Work instructions:
(A) In the reflection on photo memories, why does the writer say the daily prompts to look back at old photos can be unhealthy? Answer in one to three sentences.
(B) In the reflection on photo memories, what does the writer's phone prompt them to review almost every day?
(C) Carry on the reflection on photo memories from the point where it stops.

Almost daily my phone prompts me to review my photos from ‘this day x years ago’. For me, the opportunity to recall moments from the past feels intensely bittersweet, and will often provoke a wistful smile… or a sigh… or a tear. While the memories are deeply precious, they can trigger a cascade of conflicting emotions, and dwelling too long on what has now gone can easily draw me to a place of unhealthy melancholy.
I think perhaps the Spirit is wanting to help me to face forwards.
Not with any sort of stiff-upper-lip bravado that chooses to simply ignore anything raw and painful from past. Or the present. The Helper does not lead me in paths of pretence and emotional denial – except perhaps self-denial.
But first I have to find a place of rest in very consciously entrusting my past to my Father. For I could not bear for any of these moments and memories to be forever lost. I find comfort in knowing that a record of everything is held (Daniel 7:10, Rev 20:12), and that not one sparrow is forgotten by God (Lk 12:6).
I believe that one day, from the security of the Father’s love, I will be able to review with full perspective all that has formed a precious part of my life. I will not need to rely on the limited cloud backup of my photos. But not yet.

Material supplied:
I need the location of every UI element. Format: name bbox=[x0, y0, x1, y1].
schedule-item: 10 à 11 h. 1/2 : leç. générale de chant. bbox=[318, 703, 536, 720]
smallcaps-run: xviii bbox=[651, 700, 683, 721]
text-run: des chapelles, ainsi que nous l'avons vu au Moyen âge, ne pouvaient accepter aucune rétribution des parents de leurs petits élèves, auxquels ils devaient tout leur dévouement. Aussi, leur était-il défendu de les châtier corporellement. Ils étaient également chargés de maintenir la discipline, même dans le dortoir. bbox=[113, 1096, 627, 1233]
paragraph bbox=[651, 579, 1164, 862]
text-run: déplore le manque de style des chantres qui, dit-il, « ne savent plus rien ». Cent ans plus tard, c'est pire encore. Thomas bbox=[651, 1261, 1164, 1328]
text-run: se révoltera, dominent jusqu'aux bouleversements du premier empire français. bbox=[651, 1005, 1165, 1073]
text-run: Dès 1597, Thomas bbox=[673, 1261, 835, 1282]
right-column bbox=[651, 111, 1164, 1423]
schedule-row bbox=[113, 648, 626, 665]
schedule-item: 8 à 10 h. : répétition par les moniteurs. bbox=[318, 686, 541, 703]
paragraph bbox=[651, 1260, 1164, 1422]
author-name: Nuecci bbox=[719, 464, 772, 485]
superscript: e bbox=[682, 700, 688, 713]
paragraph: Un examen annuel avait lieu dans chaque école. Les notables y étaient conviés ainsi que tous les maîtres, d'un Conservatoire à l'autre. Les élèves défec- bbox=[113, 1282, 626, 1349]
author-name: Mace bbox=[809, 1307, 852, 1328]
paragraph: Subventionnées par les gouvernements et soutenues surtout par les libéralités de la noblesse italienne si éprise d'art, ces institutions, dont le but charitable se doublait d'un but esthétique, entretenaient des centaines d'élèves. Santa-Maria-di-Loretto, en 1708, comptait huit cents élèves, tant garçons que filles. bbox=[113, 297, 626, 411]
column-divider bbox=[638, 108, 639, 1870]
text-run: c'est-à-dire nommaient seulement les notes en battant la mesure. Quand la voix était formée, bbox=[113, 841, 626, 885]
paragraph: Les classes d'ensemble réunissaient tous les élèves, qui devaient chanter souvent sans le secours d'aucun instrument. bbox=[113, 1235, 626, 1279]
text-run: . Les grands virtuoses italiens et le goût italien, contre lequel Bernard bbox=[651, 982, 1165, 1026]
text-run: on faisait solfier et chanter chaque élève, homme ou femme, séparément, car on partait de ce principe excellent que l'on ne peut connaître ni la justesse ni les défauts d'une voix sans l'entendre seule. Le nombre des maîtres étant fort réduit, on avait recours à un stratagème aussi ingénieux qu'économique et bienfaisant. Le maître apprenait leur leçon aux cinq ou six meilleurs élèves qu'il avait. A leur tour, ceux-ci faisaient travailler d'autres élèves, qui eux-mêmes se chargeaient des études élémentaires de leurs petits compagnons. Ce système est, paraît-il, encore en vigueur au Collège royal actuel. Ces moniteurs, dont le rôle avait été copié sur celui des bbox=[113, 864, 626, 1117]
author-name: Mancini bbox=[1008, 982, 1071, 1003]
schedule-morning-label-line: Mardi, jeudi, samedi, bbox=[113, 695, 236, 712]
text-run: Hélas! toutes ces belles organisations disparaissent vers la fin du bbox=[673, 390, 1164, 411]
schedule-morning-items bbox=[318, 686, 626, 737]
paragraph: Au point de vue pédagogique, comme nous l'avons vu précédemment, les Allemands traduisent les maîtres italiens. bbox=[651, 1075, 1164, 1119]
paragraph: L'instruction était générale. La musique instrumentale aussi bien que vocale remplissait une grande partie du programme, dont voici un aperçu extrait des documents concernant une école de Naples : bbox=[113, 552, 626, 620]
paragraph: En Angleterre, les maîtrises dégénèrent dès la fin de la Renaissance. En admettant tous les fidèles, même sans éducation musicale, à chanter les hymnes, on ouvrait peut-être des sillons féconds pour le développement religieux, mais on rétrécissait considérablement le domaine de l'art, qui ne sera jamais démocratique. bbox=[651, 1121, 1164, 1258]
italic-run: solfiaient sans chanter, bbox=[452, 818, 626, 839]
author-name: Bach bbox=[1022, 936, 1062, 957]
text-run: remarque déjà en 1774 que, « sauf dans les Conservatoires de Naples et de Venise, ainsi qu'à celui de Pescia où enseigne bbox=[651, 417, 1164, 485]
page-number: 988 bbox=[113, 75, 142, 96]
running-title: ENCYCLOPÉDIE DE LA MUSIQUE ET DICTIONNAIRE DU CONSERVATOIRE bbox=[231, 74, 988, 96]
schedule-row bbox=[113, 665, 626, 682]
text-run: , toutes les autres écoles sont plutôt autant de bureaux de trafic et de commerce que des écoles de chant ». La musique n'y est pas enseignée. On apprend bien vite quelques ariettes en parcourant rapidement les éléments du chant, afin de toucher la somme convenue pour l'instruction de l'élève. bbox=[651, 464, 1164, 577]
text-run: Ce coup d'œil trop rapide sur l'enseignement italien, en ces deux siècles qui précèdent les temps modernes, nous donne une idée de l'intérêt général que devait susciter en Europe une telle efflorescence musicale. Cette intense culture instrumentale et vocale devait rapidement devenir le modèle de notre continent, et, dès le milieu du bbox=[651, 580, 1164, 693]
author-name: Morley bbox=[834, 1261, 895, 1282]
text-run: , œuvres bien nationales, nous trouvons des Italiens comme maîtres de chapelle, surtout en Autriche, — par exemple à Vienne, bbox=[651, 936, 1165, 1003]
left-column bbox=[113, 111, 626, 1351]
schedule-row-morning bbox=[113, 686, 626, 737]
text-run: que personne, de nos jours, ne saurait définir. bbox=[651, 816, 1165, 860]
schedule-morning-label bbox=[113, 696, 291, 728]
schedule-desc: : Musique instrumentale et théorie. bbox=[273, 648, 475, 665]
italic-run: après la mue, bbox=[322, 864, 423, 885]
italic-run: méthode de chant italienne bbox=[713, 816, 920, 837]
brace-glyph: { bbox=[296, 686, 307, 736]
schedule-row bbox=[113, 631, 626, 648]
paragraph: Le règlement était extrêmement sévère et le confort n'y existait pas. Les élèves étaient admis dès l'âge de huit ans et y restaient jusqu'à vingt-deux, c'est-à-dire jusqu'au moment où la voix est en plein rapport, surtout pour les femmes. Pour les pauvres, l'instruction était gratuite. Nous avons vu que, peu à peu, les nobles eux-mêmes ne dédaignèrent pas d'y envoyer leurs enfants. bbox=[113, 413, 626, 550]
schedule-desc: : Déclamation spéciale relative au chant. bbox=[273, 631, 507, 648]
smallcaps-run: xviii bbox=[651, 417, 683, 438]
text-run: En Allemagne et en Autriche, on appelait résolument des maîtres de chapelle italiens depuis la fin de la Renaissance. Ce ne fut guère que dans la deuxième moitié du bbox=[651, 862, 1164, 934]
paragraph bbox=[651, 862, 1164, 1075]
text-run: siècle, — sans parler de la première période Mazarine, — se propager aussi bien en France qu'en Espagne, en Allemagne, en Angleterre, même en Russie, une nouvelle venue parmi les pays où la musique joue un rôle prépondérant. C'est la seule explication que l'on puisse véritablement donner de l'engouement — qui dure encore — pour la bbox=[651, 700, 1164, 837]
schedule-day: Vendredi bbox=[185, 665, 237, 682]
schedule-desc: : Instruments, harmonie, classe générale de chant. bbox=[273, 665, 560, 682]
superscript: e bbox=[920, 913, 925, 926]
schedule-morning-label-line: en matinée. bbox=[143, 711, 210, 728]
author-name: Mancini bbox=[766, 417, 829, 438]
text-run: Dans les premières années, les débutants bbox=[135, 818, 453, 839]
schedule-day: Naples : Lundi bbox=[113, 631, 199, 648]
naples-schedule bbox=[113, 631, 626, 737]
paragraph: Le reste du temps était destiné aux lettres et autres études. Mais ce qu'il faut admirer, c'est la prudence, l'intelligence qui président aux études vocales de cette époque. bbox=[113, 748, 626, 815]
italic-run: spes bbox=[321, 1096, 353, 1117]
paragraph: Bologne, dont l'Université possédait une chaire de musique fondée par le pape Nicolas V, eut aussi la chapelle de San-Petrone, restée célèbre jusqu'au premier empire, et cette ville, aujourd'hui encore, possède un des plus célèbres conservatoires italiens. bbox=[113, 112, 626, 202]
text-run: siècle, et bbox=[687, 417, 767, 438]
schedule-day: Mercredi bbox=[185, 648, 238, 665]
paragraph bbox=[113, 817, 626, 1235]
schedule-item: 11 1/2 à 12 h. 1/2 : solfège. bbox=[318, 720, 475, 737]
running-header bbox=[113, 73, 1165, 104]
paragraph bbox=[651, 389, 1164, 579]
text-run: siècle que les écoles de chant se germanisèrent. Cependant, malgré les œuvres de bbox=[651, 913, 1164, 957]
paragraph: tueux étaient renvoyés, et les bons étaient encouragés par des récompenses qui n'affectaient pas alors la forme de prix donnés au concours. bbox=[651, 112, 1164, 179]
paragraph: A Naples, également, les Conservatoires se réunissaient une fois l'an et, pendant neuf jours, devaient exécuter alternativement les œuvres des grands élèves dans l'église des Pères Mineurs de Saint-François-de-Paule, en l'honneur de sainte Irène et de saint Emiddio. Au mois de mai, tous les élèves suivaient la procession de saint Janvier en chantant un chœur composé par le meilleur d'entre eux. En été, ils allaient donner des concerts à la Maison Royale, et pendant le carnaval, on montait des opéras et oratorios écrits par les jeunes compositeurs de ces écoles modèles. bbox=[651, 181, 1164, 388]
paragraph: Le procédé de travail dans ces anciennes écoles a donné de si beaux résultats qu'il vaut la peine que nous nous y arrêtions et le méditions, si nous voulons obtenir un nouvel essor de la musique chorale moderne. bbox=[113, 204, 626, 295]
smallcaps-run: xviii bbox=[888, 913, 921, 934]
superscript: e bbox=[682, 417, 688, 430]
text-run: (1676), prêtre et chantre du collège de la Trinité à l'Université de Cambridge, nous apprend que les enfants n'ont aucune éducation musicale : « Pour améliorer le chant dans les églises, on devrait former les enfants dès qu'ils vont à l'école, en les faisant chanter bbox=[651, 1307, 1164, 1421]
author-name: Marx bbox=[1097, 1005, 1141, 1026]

Answers to the exercises:
(A) The memories are deeply precious, but they can set off a cascade of conflicting emotions. Dwelling too long on what has gone can draw the writer into unhealthy melancholy.

(B) Their photos from "this day x years ago."

(C)
Facing forwards is not simply attempting to maintain a stubbornly sunny disposition, insisting that somehow, and despite all evidence to the contrary, everything will work out just fine tomorrow, or next month.
Everything will ultimately and truly work out well, but not necessarily tomorrow, or next month. Or – and this is so desperately hard – even in this age.
Of Jesus I read:
“Because of the joy awaiting him, he endured the cross, disregarding its shame. Now he is seated in the place of honour beside God’s throne.” (Heb 12:2)
Paul takes a similar view:
“Forgetting the things that are behind and reaching out for the things that are ahead, with this goal in mind, I strive toward the prize of the upward call of God in Christ Jesus.” (Phil 3:13-14)
It is no mere escapism to choose to look towards this future; to hunger for it; to pray for it; and to work for it. As John Mark Comer comments: “Jesus will bring forward good from the age to come into the pain and suffering of this present age. While it’s only a taste of what’s coming, it’s still a gift.”
Master, I long to taste more of this gift. But whether or not I do, give me peace to trust you with my past and courage to allow you to turn me to face forwards.